◆ **GIVEN INFORMATION**:

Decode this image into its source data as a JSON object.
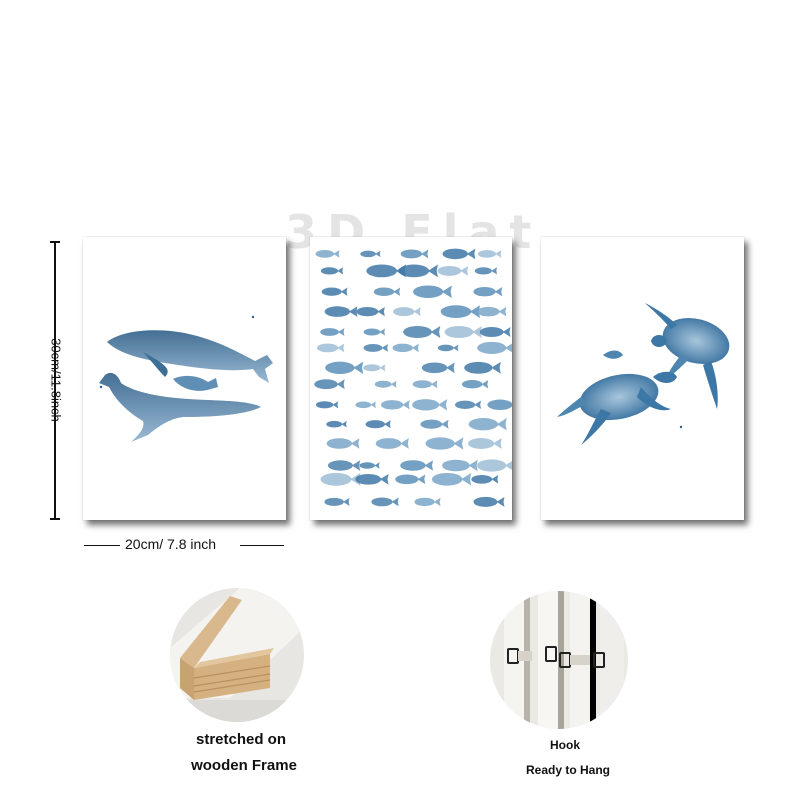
{
  "watermark": "3D Flat",
  "dimensions": {
    "height_label": "30cm/11.8inch",
    "width_label": "20cm/ 7.8 inch"
  },
  "panels": [
    {
      "subject": "whales",
      "icon": "whale-icon"
    },
    {
      "subject": "school of fish",
      "icon": "fish-icon"
    },
    {
      "subject": "sea turtles",
      "icon": "turtle-icon"
    }
  ],
  "details": [
    {
      "caption_line1": "stretched on",
      "caption_line2": "wooden Frame",
      "icon": "wooden-frame-icon"
    },
    {
      "caption_line1": "Hook",
      "caption_line2": "Ready to Hang",
      "icon": "hook-icon"
    }
  ],
  "colors": {
    "ink": "#111111",
    "watercolor_dark": "#2f5f88",
    "watercolor_mid": "#5f8fb5",
    "watercolor_light": "#a9c6dc",
    "wood": "#d9b88d"
  }
}
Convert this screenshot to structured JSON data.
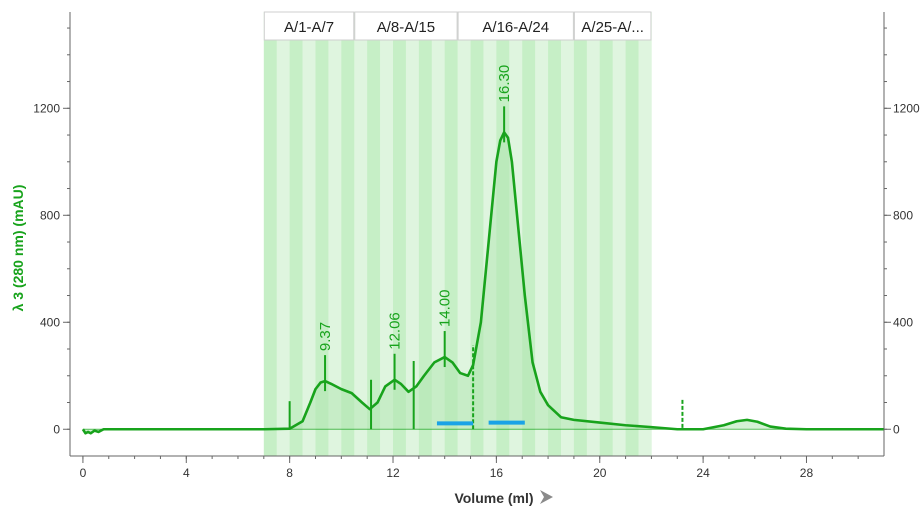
{
  "chart_data": {
    "type": "line",
    "xlabel": "Volume (ml)",
    "ylabel": "λ 3 (280 nm) (mAU)",
    "xlim": [
      -0.5,
      31
    ],
    "ylim": [
      -100,
      1560
    ],
    "x_ticks": [
      0,
      4,
      8,
      12,
      16,
      20,
      24,
      28
    ],
    "x_minor_step": 1,
    "y_ticks": [
      0,
      400,
      800,
      1200
    ],
    "y_minor_step": 100,
    "grid": false,
    "colors": {
      "trace": "#18a31c",
      "trace_fill": "#b3e6b3",
      "fraction_light": "#dff5df",
      "fraction_dark": "#c6efc6",
      "pool_bar": "#1aa3e6",
      "axis": "#666666"
    },
    "fraction_region": {
      "start": 7,
      "end": 22,
      "step": 0.5
    },
    "fraction_groups": [
      {
        "label": "A/1-A/7",
        "start": 7,
        "end": 10.5
      },
      {
        "label": "A/8-A/15",
        "start": 10.5,
        "end": 14.5
      },
      {
        "label": "A/16-A/24",
        "start": 14.5,
        "end": 19
      },
      {
        "label": "A/25-A/...",
        "start": 19,
        "end": 22
      }
    ],
    "series": [
      {
        "x": [
          0,
          0.1,
          0.2,
          0.3,
          0.45,
          0.6,
          0.8,
          1,
          3,
          5,
          7,
          8,
          8.5,
          8.8,
          9,
          9.2,
          9.37,
          9.6,
          10,
          10.4,
          10.8,
          11.1,
          11.4,
          11.7,
          12.06,
          12.3,
          12.6,
          12.9,
          13.2,
          13.6,
          14,
          14.3,
          14.6,
          14.9,
          15.1,
          15.4,
          15.7,
          16,
          16.15,
          16.3,
          16.45,
          16.6,
          16.8,
          17.1,
          17.4,
          17.7,
          18,
          18.5,
          19,
          20,
          21,
          22,
          23,
          24,
          24.8,
          25.3,
          25.7,
          26.1,
          26.6,
          27.2,
          28,
          30,
          31
        ],
        "y": [
          0,
          -15,
          -10,
          -15,
          -5,
          -10,
          0,
          0,
          0,
          0,
          0,
          2,
          30,
          100,
          150,
          175,
          180,
          170,
          150,
          135,
          100,
          75,
          100,
          160,
          185,
          170,
          140,
          160,
          200,
          250,
          270,
          250,
          210,
          200,
          240,
          400,
          700,
          1000,
          1080,
          1110,
          1090,
          1000,
          800,
          500,
          250,
          140,
          90,
          45,
          35,
          25,
          15,
          8,
          0,
          0,
          15,
          30,
          35,
          28,
          10,
          2,
          0,
          0,
          0
        ]
      }
    ],
    "peaks": [
      {
        "label": "9.37",
        "x": 9.37,
        "y": 180
      },
      {
        "label": "12.06",
        "x": 12.06,
        "y": 185
      },
      {
        "label": "14.00",
        "x": 14.0,
        "y": 270
      },
      {
        "label": "16.30",
        "x": 16.3,
        "y": 1110
      }
    ],
    "markers": [
      {
        "x": 8.0,
        "y_bottom": 0,
        "y_top": 105,
        "style": "solid"
      },
      {
        "x": 11.15,
        "y_bottom": 0,
        "y_top": 185,
        "style": "solid"
      },
      {
        "x": 12.8,
        "y_bottom": 0,
        "y_top": 255,
        "style": "solid"
      },
      {
        "x": 15.1,
        "y_bottom": 0,
        "y_top": 315,
        "style": "dashed"
      },
      {
        "x": 23.2,
        "y_bottom": 5,
        "y_top": 110,
        "style": "dashed"
      }
    ],
    "pool_bars": [
      {
        "start": 13.7,
        "end": 15.1,
        "y": 22
      },
      {
        "start": 15.7,
        "end": 17.1,
        "y": 25
      }
    ]
  }
}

◆ **TASK**:
Quote every entry exactly, with the pictures omitted.

◆ **OUTPUT FOR THIS EXERCISE**:
Decode this image into its source data as a JSON object.
{
  "watermark": "3D Flat",
  "dimensions": {
    "height_label": "30cm/11.8inch",
    "width_label": "20cm/ 7.8 inch"
  },
  "panels": [
    {
      "subject": "whales",
      "icon": "whale-icon"
    },
    {
      "subject": "school of fish",
      "icon": "fish-icon"
    },
    {
      "subject": "sea turtles",
      "icon": "turtle-icon"
    }
  ],
  "details": [
    {
      "caption_line1": "stretched on",
      "caption_line2": "wooden Frame",
      "icon": "wooden-frame-icon"
    },
    {
      "caption_line1": "Hook",
      "caption_line2": "Ready to Hang",
      "icon": "hook-icon"
    }
  ],
  "colors": {
    "ink": "#111111",
    "watercolor_dark": "#2f5f88",
    "watercolor_mid": "#5f8fb5",
    "watercolor_light": "#a9c6dc",
    "wood": "#d9b88d"
  }
}
Convert this screenshot to structured JSON data.
{
  "chart_data": {
    "type": "line",
    "xlabel": "Volume (ml)",
    "ylabel": "λ 3 (280 nm) (mAU)",
    "xlim": [
      -0.5,
      31
    ],
    "ylim": [
      -100,
      1560
    ],
    "x_ticks": [
      0,
      4,
      8,
      12,
      16,
      20,
      24,
      28
    ],
    "x_minor_step": 1,
    "y_ticks": [
      0,
      400,
      800,
      1200
    ],
    "y_minor_step": 100,
    "grid": false,
    "colors": {
      "trace": "#18a31c",
      "trace_fill": "#b3e6b3",
      "fraction_light": "#dff5df",
      "fraction_dark": "#c6efc6",
      "pool_bar": "#1aa3e6",
      "axis": "#666666"
    },
    "fraction_region": {
      "start": 7,
      "end": 22,
      "step": 0.5
    },
    "fraction_groups": [
      {
        "label": "A/1-A/7",
        "start": 7,
        "end": 10.5
      },
      {
        "label": "A/8-A/15",
        "start": 10.5,
        "end": 14.5
      },
      {
        "label": "A/16-A/24",
        "start": 14.5,
        "end": 19
      },
      {
        "label": "A/25-A/...",
        "start": 19,
        "end": 22
      }
    ],
    "series": [
      {
        "x": [
          0,
          0.1,
          0.2,
          0.3,
          0.45,
          0.6,
          0.8,
          1,
          3,
          5,
          7,
          8,
          8.5,
          8.8,
          9,
          9.2,
          9.37,
          9.6,
          10,
          10.4,
          10.8,
          11.1,
          11.4,
          11.7,
          12.06,
          12.3,
          12.6,
          12.9,
          13.2,
          13.6,
          14,
          14.3,
          14.6,
          14.9,
          15.1,
          15.4,
          15.7,
          16,
          16.15,
          16.3,
          16.45,
          16.6,
          16.8,
          17.1,
          17.4,
          17.7,
          18,
          18.5,
          19,
          20,
          21,
          22,
          23,
          24,
          24.8,
          25.3,
          25.7,
          26.1,
          26.6,
          27.2,
          28,
          30,
          31
        ],
        "y": [
          0,
          -15,
          -10,
          -15,
          -5,
          -10,
          0,
          0,
          0,
          0,
          0,
          2,
          30,
          100,
          150,
          175,
          180,
          170,
          150,
          135,
          100,
          75,
          100,
          160,
          185,
          170,
          140,
          160,
          200,
          250,
          270,
          250,
          210,
          200,
          240,
          400,
          700,
          1000,
          1080,
          1110,
          1090,
          1000,
          800,
          500,
          250,
          140,
          90,
          45,
          35,
          25,
          15,
          8,
          0,
          0,
          15,
          30,
          35,
          28,
          10,
          2,
          0,
          0,
          0
        ]
      }
    ],
    "peaks": [
      {
        "label": "9.37",
        "x": 9.37,
        "y": 180
      },
      {
        "label": "12.06",
        "x": 12.06,
        "y": 185
      },
      {
        "label": "14.00",
        "x": 14.0,
        "y": 270
      },
      {
        "label": "16.30",
        "x": 16.3,
        "y": 1110
      }
    ],
    "markers": [
      {
        "x": 8.0,
        "y_bottom": 0,
        "y_top": 105,
        "style": "solid"
      },
      {
        "x": 11.15,
        "y_bottom": 0,
        "y_top": 185,
        "style": "solid"
      },
      {
        "x": 12.8,
        "y_bottom": 0,
        "y_top": 255,
        "style": "solid"
      },
      {
        "x": 15.1,
        "y_bottom": 0,
        "y_top": 315,
        "style": "dashed"
      },
      {
        "x": 23.2,
        "y_bottom": 5,
        "y_top": 110,
        "style": "dashed"
      }
    ],
    "pool_bars": [
      {
        "start": 13.7,
        "end": 15.1,
        "y": 22
      },
      {
        "start": 15.7,
        "end": 17.1,
        "y": 25
      }
    ]
  }
}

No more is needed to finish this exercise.